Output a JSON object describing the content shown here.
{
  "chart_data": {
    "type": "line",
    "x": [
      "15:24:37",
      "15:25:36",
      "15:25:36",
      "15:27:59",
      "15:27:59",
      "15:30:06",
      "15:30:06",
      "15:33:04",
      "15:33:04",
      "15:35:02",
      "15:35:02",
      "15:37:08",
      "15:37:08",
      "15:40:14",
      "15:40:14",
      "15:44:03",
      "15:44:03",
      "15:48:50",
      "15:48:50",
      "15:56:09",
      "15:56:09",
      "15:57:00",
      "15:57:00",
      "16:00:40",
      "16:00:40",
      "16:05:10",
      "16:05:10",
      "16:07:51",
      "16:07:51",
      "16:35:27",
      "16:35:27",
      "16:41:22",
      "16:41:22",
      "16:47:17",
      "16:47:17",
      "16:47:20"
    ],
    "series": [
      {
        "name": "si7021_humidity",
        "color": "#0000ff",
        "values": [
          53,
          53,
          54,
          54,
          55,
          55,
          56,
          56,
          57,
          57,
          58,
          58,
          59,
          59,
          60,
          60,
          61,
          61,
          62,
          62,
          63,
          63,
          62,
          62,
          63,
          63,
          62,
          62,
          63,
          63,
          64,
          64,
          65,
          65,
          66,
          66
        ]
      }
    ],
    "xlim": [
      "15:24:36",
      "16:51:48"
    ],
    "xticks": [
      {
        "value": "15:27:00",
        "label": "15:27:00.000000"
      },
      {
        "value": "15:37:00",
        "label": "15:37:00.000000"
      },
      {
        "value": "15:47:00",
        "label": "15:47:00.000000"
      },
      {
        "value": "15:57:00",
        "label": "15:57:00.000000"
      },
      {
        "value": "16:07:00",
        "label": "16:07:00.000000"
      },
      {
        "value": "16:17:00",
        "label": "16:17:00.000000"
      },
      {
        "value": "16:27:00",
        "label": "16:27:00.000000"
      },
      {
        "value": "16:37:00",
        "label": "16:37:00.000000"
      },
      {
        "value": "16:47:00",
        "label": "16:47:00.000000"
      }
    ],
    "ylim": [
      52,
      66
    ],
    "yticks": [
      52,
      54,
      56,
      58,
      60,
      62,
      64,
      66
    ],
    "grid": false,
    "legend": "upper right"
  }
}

☆ ☆ ☆ ☆

Extract every record and return it verbatim.

- [Complete answer]
Output a JSON object describing the content shown here.
{
  "chart_data": {
    "type": "line",
    "x": [
      "15:24:37",
      "15:25:36",
      "15:25:36",
      "15:27:59",
      "15:27:59",
      "15:30:06",
      "15:30:06",
      "15:33:04",
      "15:33:04",
      "15:35:02",
      "15:35:02",
      "15:37:08",
      "15:37:08",
      "15:40:14",
      "15:40:14",
      "15:44:03",
      "15:44:03",
      "15:48:50",
      "15:48:50",
      "15:56:09",
      "15:56:09",
      "15:57:00",
      "15:57:00",
      "16:00:40",
      "16:00:40",
      "16:05:10",
      "16:05:10",
      "16:07:51",
      "16:07:51",
      "16:35:27",
      "16:35:27",
      "16:41:22",
      "16:41:22",
      "16:47:17",
      "16:47:17",
      "16:47:20"
    ],
    "series": [
      {
        "name": "si7021_humidity",
        "color": "#0000ff",
        "values": [
          53,
          53,
          54,
          54,
          55,
          55,
          56,
          56,
          57,
          57,
          58,
          58,
          59,
          59,
          60,
          60,
          61,
          61,
          62,
          62,
          63,
          63,
          62,
          62,
          63,
          63,
          62,
          62,
          63,
          63,
          64,
          64,
          65,
          65,
          66,
          66
        ]
      }
    ],
    "xlim": [
      "15:24:36",
      "16:51:48"
    ],
    "xticks": [
      {
        "value": "15:27:00",
        "label": "15:27:00.000000"
      },
      {
        "value": "15:37:00",
        "label": "15:37:00.000000"
      },
      {
        "value": "15:47:00",
        "label": "15:47:00.000000"
      },
      {
        "value": "15:57:00",
        "label": "15:57:00.000000"
      },
      {
        "value": "16:07:00",
        "label": "16:07:00.000000"
      },
      {
        "value": "16:17:00",
        "label": "16:17:00.000000"
      },
      {
        "value": "16:27:00",
        "label": "16:27:00.000000"
      },
      {
        "value": "16:37:00",
        "label": "16:37:00.000000"
      },
      {
        "value": "16:47:00",
        "label": "16:47:00.000000"
      }
    ],
    "ylim": [
      52,
      66
    ],
    "yticks": [
      52,
      54,
      56,
      58,
      60,
      62,
      64,
      66
    ],
    "grid": false,
    "legend": "upper right"
  }
}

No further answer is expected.